WHAT IS REQUIRED. Using the data below, gather each line that includes the word "structure".
** START RECORDS SUPPLIED **
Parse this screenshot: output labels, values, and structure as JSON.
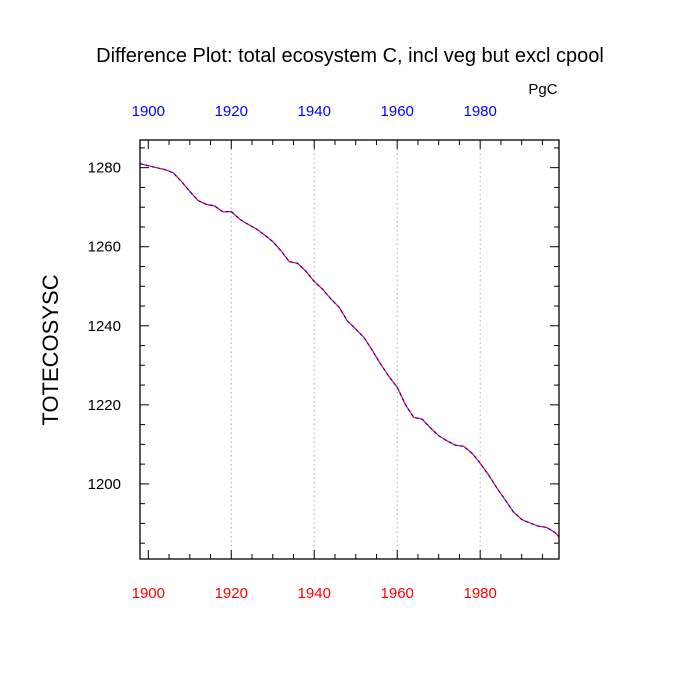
{
  "chart_data": {
    "type": "line",
    "title": "Difference Plot: total ecosystem C, incl veg but excl cpool",
    "units": "PgC",
    "ylabel": "TOTECOSYSC",
    "xlabel": "",
    "xlim": [
      1898,
      1999
    ],
    "ylim": [
      1181,
      1287
    ],
    "x_ticks": [
      1900,
      1920,
      1940,
      1960,
      1980
    ],
    "x_tick_labels_top": [
      "1900",
      "1920",
      "1940",
      "1960",
      "1980"
    ],
    "x_tick_labels_bottom": [
      "1900",
      "1920",
      "1940",
      "1960",
      "1980"
    ],
    "y_ticks": [
      1200,
      1220,
      1240,
      1260,
      1280
    ],
    "y_tick_labels": [
      "1200",
      "1220",
      "1240",
      "1260",
      "1280"
    ],
    "grid": "vertical dotted at major x ticks",
    "colors": {
      "top_ticks": "#0000ff",
      "bottom_ticks": "#ff0000",
      "series_a": "#ff0000",
      "series_b": "#0000ff"
    },
    "x": [
      1898,
      1900,
      1902,
      1904,
      1906,
      1908,
      1910,
      1912,
      1914,
      1916,
      1918,
      1920,
      1922,
      1924,
      1926,
      1928,
      1930,
      1932,
      1934,
      1936,
      1938,
      1940,
      1942,
      1944,
      1946,
      1948,
      1950,
      1952,
      1954,
      1956,
      1958,
      1960,
      1962,
      1964,
      1966,
      1968,
      1970,
      1972,
      1974,
      1976,
      1978,
      1980,
      1982,
      1984,
      1986,
      1988,
      1990,
      1992,
      1994,
      1996,
      1998,
      1999
    ],
    "series": [
      {
        "name": "difference",
        "values": [
          1281.0,
          1280.5,
          1280.0,
          1279.5,
          1278.7,
          1276.5,
          1274.0,
          1271.7,
          1270.7,
          1270.3,
          1268.8,
          1268.9,
          1267.0,
          1265.7,
          1264.5,
          1263.0,
          1261.3,
          1259.0,
          1256.2,
          1255.8,
          1253.8,
          1251.2,
          1249.3,
          1246.8,
          1244.7,
          1241.2,
          1239.2,
          1237.0,
          1233.8,
          1230.3,
          1227.2,
          1224.5,
          1220.0,
          1216.8,
          1216.4,
          1214.2,
          1212.2,
          1210.9,
          1209.8,
          1209.5,
          1207.8,
          1205.2,
          1202.3,
          1199.0,
          1196.0,
          1192.9,
          1191.0,
          1190.1,
          1189.3,
          1189.0,
          1187.7,
          1186.6
        ]
      }
    ]
  }
}
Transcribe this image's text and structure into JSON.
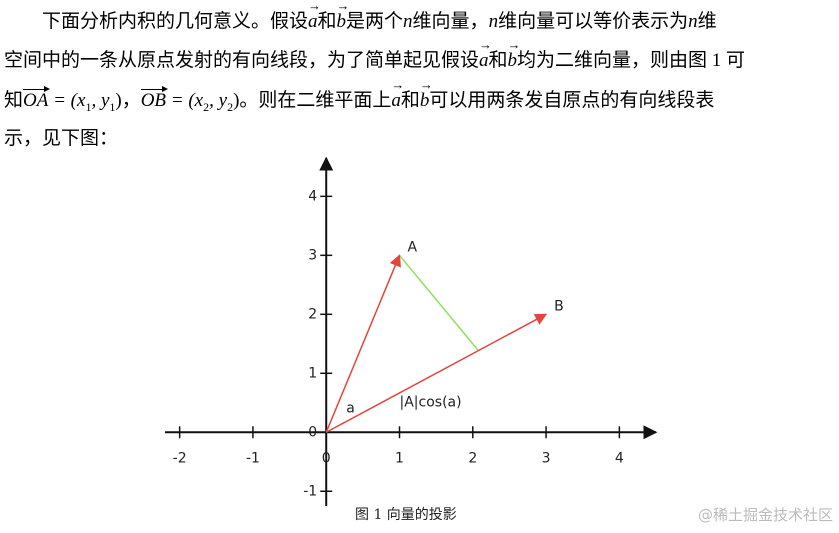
{
  "paragraph": {
    "line1": [
      "下面分析内积的几何意义。假设",
      "a",
      "和",
      "b",
      "是两个",
      "n",
      "维向量，",
      "n",
      "维向量可以等价表示为",
      "n",
      "维"
    ],
    "line2": [
      "空间中的一条从原点发射的有向线段，为了简单起见假设",
      "a",
      "和",
      "b",
      "均为二维向量，则由图 1 可"
    ],
    "line3": [
      "知",
      "OA",
      " = (x",
      "1",
      ", y",
      "1",
      ")，",
      "OB",
      " = (x",
      "2",
      ", y",
      "2",
      ")。则在二维平面上",
      "a",
      "和",
      "b",
      "可以用两条发自原点的有向线段表"
    ],
    "line4": [
      "示，见下图："
    ]
  },
  "figure": {
    "xlim": [
      -2.2,
      4.5
    ],
    "ylim": [
      -1.25,
      4.65
    ],
    "xticks": [
      -2,
      -1,
      0,
      1,
      2,
      3,
      4
    ],
    "yticks": [
      -1,
      0,
      1,
      2,
      3,
      4
    ],
    "vectors": [
      {
        "name": "A",
        "x": 1,
        "y": 3,
        "color": "#e0463c"
      },
      {
        "name": "B",
        "x": 3,
        "y": 2,
        "color": "#e0463c"
      }
    ],
    "projection_color": "#8fe05a",
    "angle_label": "a",
    "projection_label": "|A|cos(a)",
    "caption": "图 1  向量的投影"
  },
  "watermark": "@稀土掘金技术社区"
}
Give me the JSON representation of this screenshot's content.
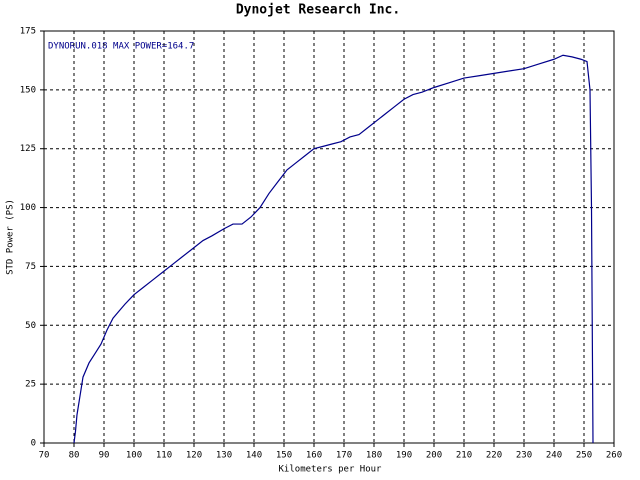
** END RECORDS SUPPLIED **
FINAL RESULT.
Parse this screenshot: output labels, values, and structure as JSON.
Transcribe this image's text and structure into JSON.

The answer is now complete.